━━━━━ Data shown

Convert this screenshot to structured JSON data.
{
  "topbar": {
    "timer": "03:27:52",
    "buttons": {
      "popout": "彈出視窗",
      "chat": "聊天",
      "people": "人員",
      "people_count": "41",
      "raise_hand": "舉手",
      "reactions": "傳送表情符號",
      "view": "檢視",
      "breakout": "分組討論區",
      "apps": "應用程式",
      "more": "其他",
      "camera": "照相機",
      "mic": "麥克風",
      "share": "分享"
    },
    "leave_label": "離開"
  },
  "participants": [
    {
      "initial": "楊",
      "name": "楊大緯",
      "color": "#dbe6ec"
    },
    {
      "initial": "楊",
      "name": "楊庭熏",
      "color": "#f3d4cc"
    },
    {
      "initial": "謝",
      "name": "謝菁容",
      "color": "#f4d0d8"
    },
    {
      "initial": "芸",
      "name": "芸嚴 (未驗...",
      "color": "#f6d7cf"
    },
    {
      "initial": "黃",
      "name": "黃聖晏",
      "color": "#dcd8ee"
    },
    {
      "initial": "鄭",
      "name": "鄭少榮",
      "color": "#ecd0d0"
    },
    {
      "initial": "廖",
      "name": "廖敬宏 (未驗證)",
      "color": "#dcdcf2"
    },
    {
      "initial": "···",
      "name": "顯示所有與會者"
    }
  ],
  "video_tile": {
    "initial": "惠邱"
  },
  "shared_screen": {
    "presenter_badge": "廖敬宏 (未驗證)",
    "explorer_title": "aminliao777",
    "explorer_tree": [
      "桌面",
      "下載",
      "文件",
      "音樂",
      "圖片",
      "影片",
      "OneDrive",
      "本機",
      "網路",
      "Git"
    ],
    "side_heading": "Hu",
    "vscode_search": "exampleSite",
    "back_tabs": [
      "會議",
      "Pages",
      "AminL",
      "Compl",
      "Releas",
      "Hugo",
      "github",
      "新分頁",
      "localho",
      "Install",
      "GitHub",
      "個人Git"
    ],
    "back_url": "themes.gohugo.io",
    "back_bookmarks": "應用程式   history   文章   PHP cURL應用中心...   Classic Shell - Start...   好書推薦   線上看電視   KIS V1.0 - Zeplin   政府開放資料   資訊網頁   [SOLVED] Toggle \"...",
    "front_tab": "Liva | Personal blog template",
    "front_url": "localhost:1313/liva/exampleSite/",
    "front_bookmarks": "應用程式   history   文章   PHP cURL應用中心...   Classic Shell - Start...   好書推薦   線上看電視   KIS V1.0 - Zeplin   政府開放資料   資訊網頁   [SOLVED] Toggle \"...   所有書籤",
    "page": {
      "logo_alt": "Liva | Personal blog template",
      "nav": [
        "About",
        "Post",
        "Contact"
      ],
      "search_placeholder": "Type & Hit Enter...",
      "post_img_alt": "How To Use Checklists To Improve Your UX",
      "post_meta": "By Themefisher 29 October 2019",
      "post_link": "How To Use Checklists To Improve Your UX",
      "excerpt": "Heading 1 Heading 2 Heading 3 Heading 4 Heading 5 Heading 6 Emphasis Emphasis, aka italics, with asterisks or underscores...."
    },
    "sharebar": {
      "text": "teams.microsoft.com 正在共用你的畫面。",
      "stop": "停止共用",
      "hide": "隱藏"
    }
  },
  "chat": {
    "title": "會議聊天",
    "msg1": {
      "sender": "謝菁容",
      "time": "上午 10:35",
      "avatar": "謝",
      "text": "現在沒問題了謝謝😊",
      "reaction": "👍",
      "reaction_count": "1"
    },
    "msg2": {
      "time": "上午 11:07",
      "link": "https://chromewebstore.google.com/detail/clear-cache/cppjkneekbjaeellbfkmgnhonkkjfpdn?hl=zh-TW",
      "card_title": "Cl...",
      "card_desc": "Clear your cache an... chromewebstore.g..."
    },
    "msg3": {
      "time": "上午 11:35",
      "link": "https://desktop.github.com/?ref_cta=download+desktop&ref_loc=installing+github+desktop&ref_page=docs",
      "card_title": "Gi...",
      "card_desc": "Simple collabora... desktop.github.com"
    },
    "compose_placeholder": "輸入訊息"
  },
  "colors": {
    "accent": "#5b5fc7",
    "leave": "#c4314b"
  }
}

━━━━━━━━━━

> What you need to do: Type the whole listing again, unaltered.

> Response:
Convert this screenshot to structured JSON data.
{
  "topbar": {
    "timer": "03:27:52",
    "buttons": {
      "popout": "彈出視窗",
      "chat": "聊天",
      "people": "人員",
      "people_count": "41",
      "raise_hand": "舉手",
      "reactions": "傳送表情符號",
      "view": "檢視",
      "breakout": "分組討論區",
      "apps": "應用程式",
      "more": "其他",
      "camera": "照相機",
      "mic": "麥克風",
      "share": "分享"
    },
    "leave_label": "離開"
  },
  "participants": [
    {
      "initial": "楊",
      "name": "楊大緯",
      "color": "#dbe6ec"
    },
    {
      "initial": "楊",
      "name": "楊庭熏",
      "color": "#f3d4cc"
    },
    {
      "initial": "謝",
      "name": "謝菁容",
      "color": "#f4d0d8"
    },
    {
      "initial": "芸",
      "name": "芸嚴 (未驗...",
      "color": "#f6d7cf"
    },
    {
      "initial": "黃",
      "name": "黃聖晏",
      "color": "#dcd8ee"
    },
    {
      "initial": "鄭",
      "name": "鄭少榮",
      "color": "#ecd0d0"
    },
    {
      "initial": "廖",
      "name": "廖敬宏 (未驗證)",
      "color": "#dcdcf2"
    },
    {
      "initial": "···",
      "name": "顯示所有與會者"
    }
  ],
  "video_tile": {
    "initial": "惠邱"
  },
  "shared_screen": {
    "presenter_badge": "廖敬宏 (未驗證)",
    "explorer_title": "aminliao777",
    "explorer_tree": [
      "桌面",
      "下載",
      "文件",
      "音樂",
      "圖片",
      "影片",
      "OneDrive",
      "本機",
      "網路",
      "Git"
    ],
    "side_heading": "Hu",
    "vscode_search": "exampleSite",
    "back_tabs": [
      "會議",
      "Pages",
      "AminL",
      "Compl",
      "Releas",
      "Hugo",
      "github",
      "新分頁",
      "localho",
      "Install",
      "GitHub",
      "個人Git"
    ],
    "back_url": "themes.gohugo.io",
    "back_bookmarks": "應用程式   history   文章   PHP cURL應用中心...   Classic Shell - Start...   好書推薦   線上看電視   KIS V1.0 - Zeplin   政府開放資料   資訊網頁   [SOLVED] Toggle \"...",
    "front_tab": "Liva | Personal blog template",
    "front_url": "localhost:1313/liva/exampleSite/",
    "front_bookmarks": "應用程式   history   文章   PHP cURL應用中心...   Classic Shell - Start...   好書推薦   線上看電視   KIS V1.0 - Zeplin   政府開放資料   資訊網頁   [SOLVED] Toggle \"...   所有書籤",
    "page": {
      "logo_alt": "Liva | Personal blog template",
      "nav": [
        "About",
        "Post",
        "Contact"
      ],
      "search_placeholder": "Type & Hit Enter...",
      "post_img_alt": "How To Use Checklists To Improve Your UX",
      "post_meta": "By Themefisher 29 October 2019",
      "post_link": "How To Use Checklists To Improve Your UX",
      "excerpt": "Heading 1 Heading 2 Heading 3 Heading 4 Heading 5 Heading 6 Emphasis Emphasis, aka italics, with asterisks or underscores...."
    },
    "sharebar": {
      "text": "teams.microsoft.com 正在共用你的畫面。",
      "stop": "停止共用",
      "hide": "隱藏"
    }
  },
  "chat": {
    "title": "會議聊天",
    "msg1": {
      "sender": "謝菁容",
      "time": "上午 10:35",
      "avatar": "謝",
      "text": "現在沒問題了謝謝😊",
      "reaction": "👍",
      "reaction_count": "1"
    },
    "msg2": {
      "time": "上午 11:07",
      "link": "https://chromewebstore.google.com/detail/clear-cache/cppjkneekbjaeellbfkmgnhonkkjfpdn?hl=zh-TW",
      "card_title": "Cl...",
      "card_desc": "Clear your cache an... chromewebstore.g..."
    },
    "msg3": {
      "time": "上午 11:35",
      "link": "https://desktop.github.com/?ref_cta=download+desktop&ref_loc=installing+github+desktop&ref_page=docs",
      "card_title": "Gi...",
      "card_desc": "Simple collabora... desktop.github.com"
    },
    "compose_placeholder": "輸入訊息"
  },
  "colors": {
    "accent": "#5b5fc7",
    "leave": "#c4314b"
  }
}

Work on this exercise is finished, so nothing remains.